Written instruction:
Copy out each line that includes the word "correo".

/---

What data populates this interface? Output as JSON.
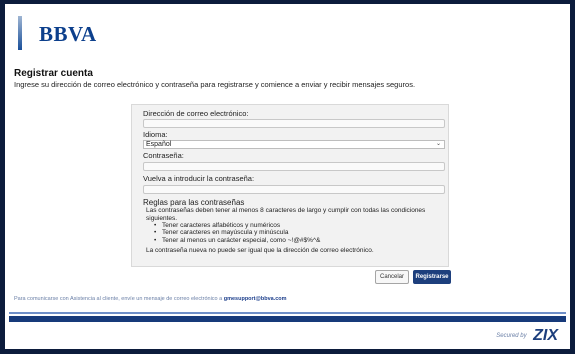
{
  "brand": {
    "name": "BBVA",
    "color": "#0c3f8c"
  },
  "header": {
    "title": "Registrar cuenta",
    "subtitle": "Ingrese su dirección de correo electrónico y contraseña para registrarse y comience a enviar y recibir mensajes seguros."
  },
  "form": {
    "email_label": "Dirección de correo electrónico:",
    "email_value": "",
    "language_label": "Idioma:",
    "language_selected": "Español",
    "password_label": "Contraseña:",
    "password_value": "",
    "confirm_label": "Vuelva a introducir la contraseña:",
    "confirm_value": "",
    "rules_title": "Reglas para las contraseñas",
    "rules_intro": "Las contraseñas deben tener al menos 8 caracteres de largo y cumplir con todas las condiciones siguientes.",
    "rules": [
      "Tener caracteres alfabéticos y numéricos",
      "Tener caracteres en mayúscula y minúscula",
      "Tener al menos un carácter especial, como ~!@#$%^&"
    ],
    "rules_note": "La contraseña nueva no puede ser igual que la dirección de correo electrónico.",
    "cancel_label": "Cancelar",
    "register_label": "Registrarse"
  },
  "footer": {
    "text": "Para comunicarse con Asistencia al cliente, envíe un mensaje de correo electrónico a",
    "email": "gmesupport@bbva.com",
    "secured_by": "Secured by",
    "secured_brand": "ZIX"
  },
  "colors": {
    "frame": "#0c1c3c",
    "accent_band": "#173a7a",
    "button_primary": "#1d3f7d"
  }
}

\---

Finished task:
    "subtitle": "Ingrese su dirección de correo electrónico y contraseña para registrarse y comience a enviar y recibir mensajes seguros."
    "email_label": "Dirección de correo electrónico:",
    "rules_note": "La contraseña nueva no puede ser igual que la dirección de correo electrónico.",
    "text": "Para comunicarse con Asistencia al cliente, envíe un mensaje de correo electrónico a",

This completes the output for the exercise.